━━ RECORD EXTRACTS

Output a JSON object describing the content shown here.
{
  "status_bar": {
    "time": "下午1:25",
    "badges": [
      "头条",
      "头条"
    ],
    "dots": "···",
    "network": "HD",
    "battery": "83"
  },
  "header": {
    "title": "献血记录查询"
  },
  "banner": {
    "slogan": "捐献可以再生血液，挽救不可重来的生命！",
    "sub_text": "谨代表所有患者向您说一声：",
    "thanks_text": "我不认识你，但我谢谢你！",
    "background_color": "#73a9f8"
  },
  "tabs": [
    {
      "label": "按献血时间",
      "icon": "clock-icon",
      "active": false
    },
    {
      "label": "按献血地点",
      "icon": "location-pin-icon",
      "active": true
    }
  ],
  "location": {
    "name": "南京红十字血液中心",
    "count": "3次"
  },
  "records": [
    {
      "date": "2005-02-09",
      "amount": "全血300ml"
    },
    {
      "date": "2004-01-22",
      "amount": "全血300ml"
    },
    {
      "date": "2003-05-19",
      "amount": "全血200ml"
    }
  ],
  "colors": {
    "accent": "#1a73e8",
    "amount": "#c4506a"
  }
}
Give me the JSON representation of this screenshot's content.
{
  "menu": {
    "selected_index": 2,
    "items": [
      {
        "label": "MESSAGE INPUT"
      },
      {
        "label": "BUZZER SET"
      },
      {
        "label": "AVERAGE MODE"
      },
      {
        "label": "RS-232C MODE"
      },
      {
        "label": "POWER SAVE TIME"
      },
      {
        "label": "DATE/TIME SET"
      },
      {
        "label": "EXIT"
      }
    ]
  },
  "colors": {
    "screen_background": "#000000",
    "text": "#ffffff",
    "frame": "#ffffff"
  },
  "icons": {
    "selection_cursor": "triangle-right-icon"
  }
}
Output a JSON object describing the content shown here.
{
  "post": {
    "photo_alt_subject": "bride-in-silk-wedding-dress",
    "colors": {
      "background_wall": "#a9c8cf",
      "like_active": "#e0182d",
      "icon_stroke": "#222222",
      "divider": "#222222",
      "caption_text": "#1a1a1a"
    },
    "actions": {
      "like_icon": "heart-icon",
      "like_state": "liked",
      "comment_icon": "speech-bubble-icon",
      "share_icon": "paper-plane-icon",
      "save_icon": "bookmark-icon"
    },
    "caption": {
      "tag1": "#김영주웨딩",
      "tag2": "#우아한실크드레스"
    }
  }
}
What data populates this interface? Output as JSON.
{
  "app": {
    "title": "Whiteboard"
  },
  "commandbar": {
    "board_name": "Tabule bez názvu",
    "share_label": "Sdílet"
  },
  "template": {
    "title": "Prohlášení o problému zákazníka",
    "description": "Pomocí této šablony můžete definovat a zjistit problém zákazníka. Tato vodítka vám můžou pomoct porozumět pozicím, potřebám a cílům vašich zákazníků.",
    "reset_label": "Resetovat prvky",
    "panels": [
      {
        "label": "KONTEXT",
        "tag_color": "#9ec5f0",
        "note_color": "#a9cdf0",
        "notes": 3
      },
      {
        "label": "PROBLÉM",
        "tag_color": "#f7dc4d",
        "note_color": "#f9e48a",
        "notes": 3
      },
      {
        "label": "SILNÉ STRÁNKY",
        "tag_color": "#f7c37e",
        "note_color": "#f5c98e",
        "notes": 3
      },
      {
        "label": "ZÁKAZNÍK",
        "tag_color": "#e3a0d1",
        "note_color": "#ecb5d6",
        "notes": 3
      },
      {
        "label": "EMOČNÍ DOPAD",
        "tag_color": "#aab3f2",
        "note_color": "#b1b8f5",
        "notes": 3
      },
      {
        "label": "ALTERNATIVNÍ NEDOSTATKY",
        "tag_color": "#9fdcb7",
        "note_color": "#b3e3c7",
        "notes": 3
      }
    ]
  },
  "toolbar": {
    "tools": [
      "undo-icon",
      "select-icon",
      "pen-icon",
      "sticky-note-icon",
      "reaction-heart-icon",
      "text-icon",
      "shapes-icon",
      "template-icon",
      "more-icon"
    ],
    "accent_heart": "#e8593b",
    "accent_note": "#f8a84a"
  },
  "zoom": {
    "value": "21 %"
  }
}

━━━━

- WRITTEN REQUEST -
Nothing in the listing may be changed; retype it all exactly.

- FINISHED TASK -
Output a JSON object describing the content shown here.
{
  "status_bar": {
    "time": "下午1:25",
    "badges": [
      "头条",
      "头条"
    ],
    "dots": "···",
    "network": "HD",
    "battery": "83"
  },
  "header": {
    "title": "献血记录查询"
  },
  "banner": {
    "slogan": "捐献可以再生血液，挽救不可重来的生命！",
    "sub_text": "谨代表所有患者向您说一声：",
    "thanks_text": "我不认识你，但我谢谢你！",
    "background_color": "#73a9f8"
  },
  "tabs": [
    {
      "label": "按献血时间",
      "icon": "clock-icon",
      "active": false
    },
    {
      "label": "按献血地点",
      "icon": "location-pin-icon",
      "active": true
    }
  ],
  "location": {
    "name": "南京红十字血液中心",
    "count": "3次"
  },
  "records": [
    {
      "date": "2005-02-09",
      "amount": "全血300ml"
    },
    {
      "date": "2004-01-22",
      "amount": "全血300ml"
    },
    {
      "date": "2003-05-19",
      "amount": "全血200ml"
    }
  ],
  "colors": {
    "accent": "#1a73e8",
    "amount": "#c4506a"
  }
}
Give me the JSON representation of this screenshot's content.
{
  "menu": {
    "selected_index": 2,
    "items": [
      {
        "label": "MESSAGE INPUT"
      },
      {
        "label": "BUZZER SET"
      },
      {
        "label": "AVERAGE MODE"
      },
      {
        "label": "RS-232C MODE"
      },
      {
        "label": "POWER SAVE TIME"
      },
      {
        "label": "DATE/TIME SET"
      },
      {
        "label": "EXIT"
      }
    ]
  },
  "colors": {
    "screen_background": "#000000",
    "text": "#ffffff",
    "frame": "#ffffff"
  },
  "icons": {
    "selection_cursor": "triangle-right-icon"
  }
}
Output a JSON object describing the content shown here.
{
  "post": {
    "photo_alt_subject": "bride-in-silk-wedding-dress",
    "colors": {
      "background_wall": "#a9c8cf",
      "like_active": "#e0182d",
      "icon_stroke": "#222222",
      "divider": "#222222",
      "caption_text": "#1a1a1a"
    },
    "actions": {
      "like_icon": "heart-icon",
      "like_state": "liked",
      "comment_icon": "speech-bubble-icon",
      "share_icon": "paper-plane-icon",
      "save_icon": "bookmark-icon"
    },
    "caption": {
      "tag1": "#김영주웨딩",
      "tag2": "#우아한실크드레스"
    }
  }
}
What data populates this interface? Output as JSON.
{
  "app": {
    "title": "Whiteboard"
  },
  "commandbar": {
    "board_name": "Tabule bez názvu",
    "share_label": "Sdílet"
  },
  "template": {
    "title": "Prohlášení o problému zákazníka",
    "description": "Pomocí této šablony můžete definovat a zjistit problém zákazníka. Tato vodítka vám můžou pomoct porozumět pozicím, potřebám a cílům vašich zákazníků.",
    "reset_label": "Resetovat prvky",
    "panels": [
      {
        "label": "KONTEXT",
        "tag_color": "#9ec5f0",
        "note_color": "#a9cdf0",
        "notes": 3
      },
      {
        "label": "PROBLÉM",
        "tag_color": "#f7dc4d",
        "note_color": "#f9e48a",
        "notes": 3
      },
      {
        "label": "SILNÉ STRÁNKY",
        "tag_color": "#f7c37e",
        "note_color": "#f5c98e",
        "notes": 3
      },
      {
        "label": "ZÁKAZNÍK",
        "tag_color": "#e3a0d1",
        "note_color": "#ecb5d6",
        "notes": 3
      },
      {
        "label": "EMOČNÍ DOPAD",
        "tag_color": "#aab3f2",
        "note_color": "#b1b8f5",
        "notes": 3
      },
      {
        "label": "ALTERNATIVNÍ NEDOSTATKY",
        "tag_color": "#9fdcb7",
        "note_color": "#b3e3c7",
        "notes": 3
      }
    ]
  },
  "toolbar": {
    "tools": [
      "undo-icon",
      "select-icon",
      "pen-icon",
      "sticky-note-icon",
      "reaction-heart-icon",
      "text-icon",
      "shapes-icon",
      "template-icon",
      "more-icon"
    ],
    "accent_heart": "#e8593b",
    "accent_note": "#f8a84a"
  },
  "zoom": {
    "value": "21 %"
  }
}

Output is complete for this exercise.